Begin Material

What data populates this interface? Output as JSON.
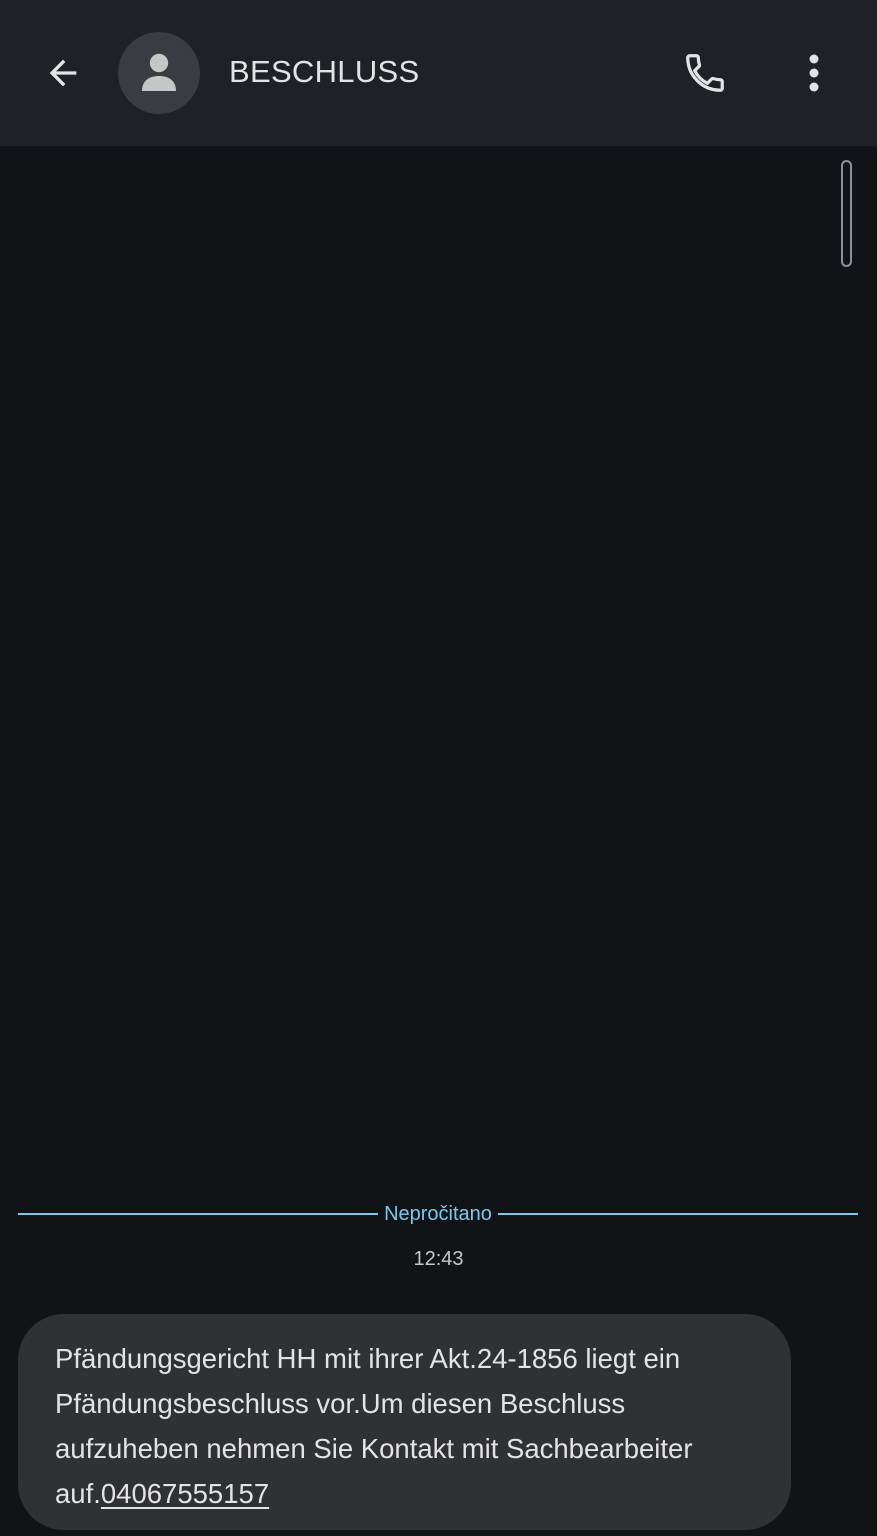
{
  "header": {
    "contact_name": "BESCHLUSS",
    "back_icon": "arrow-left-icon",
    "avatar_icon": "person-icon",
    "call_icon": "phone-icon",
    "more_icon": "more-vertical-icon"
  },
  "conversation": {
    "unread_label": "Nepročitano",
    "timestamp": "12:43",
    "messages": [
      {
        "text": "Pfändungsgericht HH mit ihrer Akt.24-1856 liegt ein Pfändungsbeschluss vor.Um diesen Beschluss aufzuheben nehmen Sie Kontakt mit Sachbearbeiter auf.",
        "link": "04067555157"
      }
    ]
  },
  "colors": {
    "app_bar": "#1e2125",
    "background": "#111417",
    "bubble": "#2f3134",
    "accent": "#7fc7ee",
    "text": "#e3e3e3"
  }
}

End Material

§ **Instruction**: In the entries above, find every line with the word "text" and list it.

§ **Response for this exercise**:
        "text": "Pfändungsgericht HH mit ihrer Akt.24-1856 liegt ein Pfändungsbeschluss vor.Um diesen Beschluss aufzuheben nehmen Sie Kontakt mit Sachbearbeiter auf.",
    "text": "#e3e3e3"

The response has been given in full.